## start Data to use

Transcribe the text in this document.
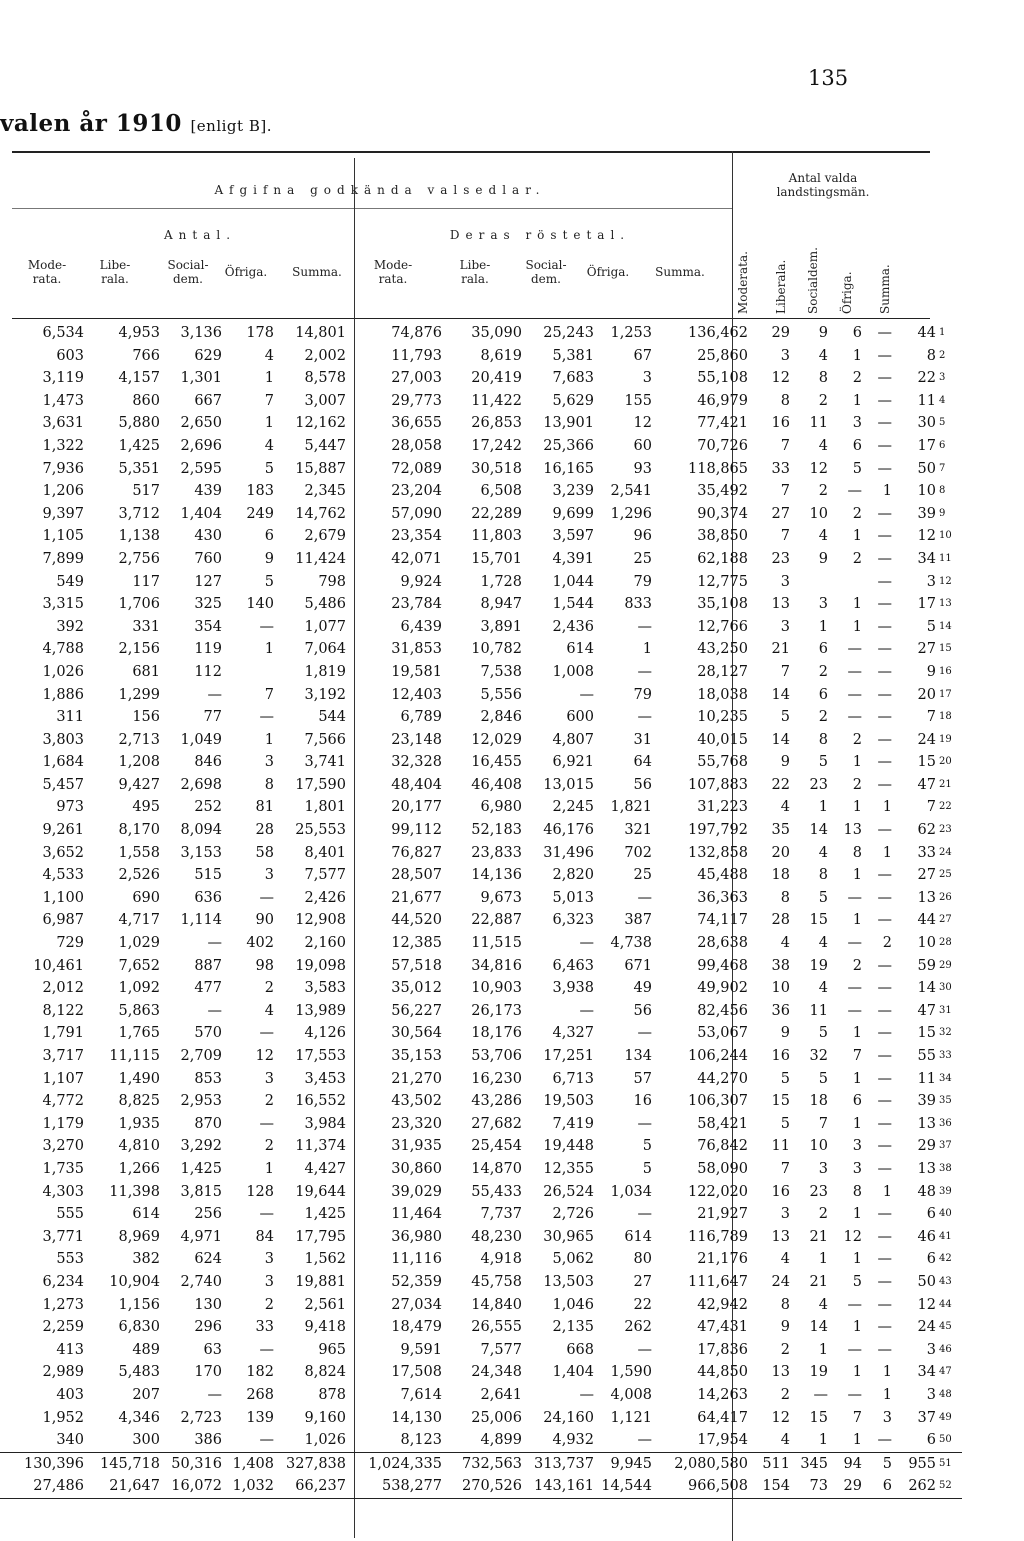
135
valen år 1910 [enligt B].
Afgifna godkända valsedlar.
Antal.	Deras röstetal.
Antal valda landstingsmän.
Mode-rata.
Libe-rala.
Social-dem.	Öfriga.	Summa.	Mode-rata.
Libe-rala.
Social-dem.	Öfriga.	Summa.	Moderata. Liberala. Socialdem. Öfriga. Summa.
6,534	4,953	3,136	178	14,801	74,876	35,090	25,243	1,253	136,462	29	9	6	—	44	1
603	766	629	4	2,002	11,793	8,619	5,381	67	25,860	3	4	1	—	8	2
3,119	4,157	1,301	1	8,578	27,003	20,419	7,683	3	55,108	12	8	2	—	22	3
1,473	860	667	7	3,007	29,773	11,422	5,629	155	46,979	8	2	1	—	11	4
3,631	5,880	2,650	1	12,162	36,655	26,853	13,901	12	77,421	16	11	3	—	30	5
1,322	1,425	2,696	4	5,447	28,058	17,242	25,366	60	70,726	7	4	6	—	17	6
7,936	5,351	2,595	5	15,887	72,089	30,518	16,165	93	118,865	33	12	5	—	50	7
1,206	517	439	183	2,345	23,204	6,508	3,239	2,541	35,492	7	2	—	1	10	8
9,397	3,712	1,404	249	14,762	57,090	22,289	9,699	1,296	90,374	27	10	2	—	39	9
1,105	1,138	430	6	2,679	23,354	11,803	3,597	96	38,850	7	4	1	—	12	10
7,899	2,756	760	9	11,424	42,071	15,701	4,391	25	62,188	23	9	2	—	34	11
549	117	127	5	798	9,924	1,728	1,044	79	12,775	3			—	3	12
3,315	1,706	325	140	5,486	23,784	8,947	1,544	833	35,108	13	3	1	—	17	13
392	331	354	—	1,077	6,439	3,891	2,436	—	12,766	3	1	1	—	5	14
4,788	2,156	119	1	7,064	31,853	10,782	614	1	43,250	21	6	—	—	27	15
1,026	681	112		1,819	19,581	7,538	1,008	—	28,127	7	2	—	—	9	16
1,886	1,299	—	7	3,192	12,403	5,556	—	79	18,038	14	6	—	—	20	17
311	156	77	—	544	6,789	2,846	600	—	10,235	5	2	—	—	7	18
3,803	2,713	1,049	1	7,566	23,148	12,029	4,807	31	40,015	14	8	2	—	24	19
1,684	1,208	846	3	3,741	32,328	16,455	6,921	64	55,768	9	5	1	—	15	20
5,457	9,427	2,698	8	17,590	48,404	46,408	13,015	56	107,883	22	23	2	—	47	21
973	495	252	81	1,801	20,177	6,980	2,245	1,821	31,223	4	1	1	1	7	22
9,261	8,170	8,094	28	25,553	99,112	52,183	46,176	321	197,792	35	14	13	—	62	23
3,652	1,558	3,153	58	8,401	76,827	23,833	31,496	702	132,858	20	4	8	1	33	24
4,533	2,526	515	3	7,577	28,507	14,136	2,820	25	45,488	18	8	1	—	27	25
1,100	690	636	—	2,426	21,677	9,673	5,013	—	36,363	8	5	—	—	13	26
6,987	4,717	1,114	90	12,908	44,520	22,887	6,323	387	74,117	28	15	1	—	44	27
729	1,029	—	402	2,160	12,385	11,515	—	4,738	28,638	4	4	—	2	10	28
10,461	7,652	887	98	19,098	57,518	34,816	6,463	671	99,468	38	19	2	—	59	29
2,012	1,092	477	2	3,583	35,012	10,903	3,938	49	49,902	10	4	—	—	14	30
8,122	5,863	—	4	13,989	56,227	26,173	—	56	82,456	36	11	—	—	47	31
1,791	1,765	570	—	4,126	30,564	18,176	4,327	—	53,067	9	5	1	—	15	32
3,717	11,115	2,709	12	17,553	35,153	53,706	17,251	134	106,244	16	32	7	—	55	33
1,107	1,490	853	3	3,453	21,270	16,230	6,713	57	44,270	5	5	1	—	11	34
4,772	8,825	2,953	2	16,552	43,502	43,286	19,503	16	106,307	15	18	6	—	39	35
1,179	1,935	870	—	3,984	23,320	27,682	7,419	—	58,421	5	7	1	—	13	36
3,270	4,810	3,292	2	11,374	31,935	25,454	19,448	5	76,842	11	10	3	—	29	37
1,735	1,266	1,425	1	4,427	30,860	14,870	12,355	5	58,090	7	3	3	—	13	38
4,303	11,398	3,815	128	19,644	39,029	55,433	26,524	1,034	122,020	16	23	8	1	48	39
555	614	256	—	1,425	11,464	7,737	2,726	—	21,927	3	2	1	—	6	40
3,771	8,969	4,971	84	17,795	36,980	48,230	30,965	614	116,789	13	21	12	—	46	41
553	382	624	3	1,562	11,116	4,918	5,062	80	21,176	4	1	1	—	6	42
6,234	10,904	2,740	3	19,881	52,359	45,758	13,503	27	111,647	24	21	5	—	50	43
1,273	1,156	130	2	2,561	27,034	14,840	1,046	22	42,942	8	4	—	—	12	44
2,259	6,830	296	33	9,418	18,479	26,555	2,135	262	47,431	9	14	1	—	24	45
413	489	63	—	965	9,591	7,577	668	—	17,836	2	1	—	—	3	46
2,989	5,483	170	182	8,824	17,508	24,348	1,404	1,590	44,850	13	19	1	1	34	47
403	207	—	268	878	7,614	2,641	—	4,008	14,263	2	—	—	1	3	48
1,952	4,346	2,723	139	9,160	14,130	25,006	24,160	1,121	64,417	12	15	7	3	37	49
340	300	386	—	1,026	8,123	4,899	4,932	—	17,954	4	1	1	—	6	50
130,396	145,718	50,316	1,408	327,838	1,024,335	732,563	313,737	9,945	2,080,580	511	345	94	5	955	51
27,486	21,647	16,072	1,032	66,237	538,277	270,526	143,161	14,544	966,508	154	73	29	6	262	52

## end Data to use
## start Data to use

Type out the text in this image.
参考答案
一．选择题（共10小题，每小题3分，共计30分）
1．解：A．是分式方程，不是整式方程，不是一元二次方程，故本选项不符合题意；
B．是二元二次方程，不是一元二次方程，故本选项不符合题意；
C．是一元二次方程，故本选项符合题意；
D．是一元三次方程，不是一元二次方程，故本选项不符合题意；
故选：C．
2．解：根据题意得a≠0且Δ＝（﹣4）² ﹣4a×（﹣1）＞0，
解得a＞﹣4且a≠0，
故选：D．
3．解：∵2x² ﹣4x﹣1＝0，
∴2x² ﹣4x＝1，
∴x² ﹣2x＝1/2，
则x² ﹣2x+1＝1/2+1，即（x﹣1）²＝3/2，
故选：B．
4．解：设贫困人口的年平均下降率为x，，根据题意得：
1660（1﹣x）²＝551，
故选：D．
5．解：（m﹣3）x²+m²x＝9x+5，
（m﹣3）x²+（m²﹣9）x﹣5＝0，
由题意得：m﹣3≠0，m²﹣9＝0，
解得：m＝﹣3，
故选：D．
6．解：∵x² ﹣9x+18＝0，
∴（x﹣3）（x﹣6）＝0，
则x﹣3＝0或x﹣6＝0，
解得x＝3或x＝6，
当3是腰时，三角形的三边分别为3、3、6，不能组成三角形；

## end Data to use
## start Data to use

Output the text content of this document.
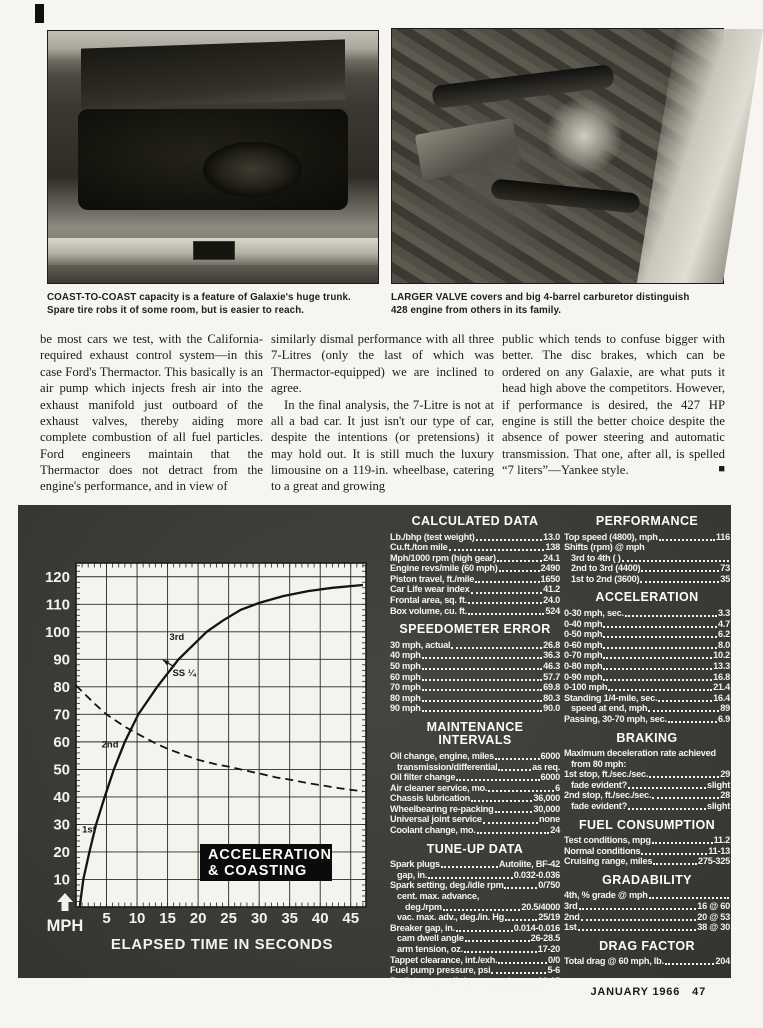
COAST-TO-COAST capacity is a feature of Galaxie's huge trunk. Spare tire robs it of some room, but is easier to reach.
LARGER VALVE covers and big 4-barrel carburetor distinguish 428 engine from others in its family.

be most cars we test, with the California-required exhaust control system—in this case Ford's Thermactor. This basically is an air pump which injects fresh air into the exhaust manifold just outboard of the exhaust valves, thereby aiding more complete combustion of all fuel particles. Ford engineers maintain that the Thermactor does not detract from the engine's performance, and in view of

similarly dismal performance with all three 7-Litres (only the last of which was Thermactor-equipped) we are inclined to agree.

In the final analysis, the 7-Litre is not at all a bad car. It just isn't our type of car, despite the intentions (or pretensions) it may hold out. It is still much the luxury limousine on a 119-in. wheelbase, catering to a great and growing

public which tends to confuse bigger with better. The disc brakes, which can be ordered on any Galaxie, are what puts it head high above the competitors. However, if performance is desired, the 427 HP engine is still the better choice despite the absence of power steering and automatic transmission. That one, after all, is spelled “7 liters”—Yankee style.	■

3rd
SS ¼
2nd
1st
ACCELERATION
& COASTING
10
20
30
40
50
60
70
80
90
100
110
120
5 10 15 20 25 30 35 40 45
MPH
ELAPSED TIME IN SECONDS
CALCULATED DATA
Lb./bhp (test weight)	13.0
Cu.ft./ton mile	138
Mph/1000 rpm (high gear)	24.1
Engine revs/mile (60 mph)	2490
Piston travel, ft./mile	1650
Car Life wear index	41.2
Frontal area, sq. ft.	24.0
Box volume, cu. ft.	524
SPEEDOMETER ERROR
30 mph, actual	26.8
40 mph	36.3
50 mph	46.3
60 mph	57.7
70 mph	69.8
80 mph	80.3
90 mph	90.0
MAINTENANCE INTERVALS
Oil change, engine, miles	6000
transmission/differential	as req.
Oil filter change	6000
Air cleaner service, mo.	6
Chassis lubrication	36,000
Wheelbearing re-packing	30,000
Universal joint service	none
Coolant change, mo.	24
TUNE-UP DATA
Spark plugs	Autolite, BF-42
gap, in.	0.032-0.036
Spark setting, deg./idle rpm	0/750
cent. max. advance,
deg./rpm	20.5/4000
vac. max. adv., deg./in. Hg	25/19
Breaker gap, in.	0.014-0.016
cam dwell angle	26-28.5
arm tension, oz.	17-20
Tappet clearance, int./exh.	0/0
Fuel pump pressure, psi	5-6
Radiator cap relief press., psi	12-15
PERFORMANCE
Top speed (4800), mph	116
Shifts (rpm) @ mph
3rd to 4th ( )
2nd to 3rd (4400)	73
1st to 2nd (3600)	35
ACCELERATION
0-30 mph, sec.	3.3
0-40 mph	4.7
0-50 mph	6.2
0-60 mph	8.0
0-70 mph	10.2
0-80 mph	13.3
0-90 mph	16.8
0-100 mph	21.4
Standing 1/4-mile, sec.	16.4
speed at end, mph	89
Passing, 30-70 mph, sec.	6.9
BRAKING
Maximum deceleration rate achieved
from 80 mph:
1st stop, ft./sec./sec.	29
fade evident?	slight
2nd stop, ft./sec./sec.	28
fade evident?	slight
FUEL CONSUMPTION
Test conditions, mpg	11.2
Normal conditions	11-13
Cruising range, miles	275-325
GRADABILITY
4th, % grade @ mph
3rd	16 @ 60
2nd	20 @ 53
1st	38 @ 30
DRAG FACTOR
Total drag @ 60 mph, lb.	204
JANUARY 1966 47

## end Data to use

**Task instructions:** Locate the word "Spark" in the records above, and return each line that has it.

**Finished exercise:**
Spark plugs	Autolite, BF-42
Spark setting, deg./idle rpm	0/750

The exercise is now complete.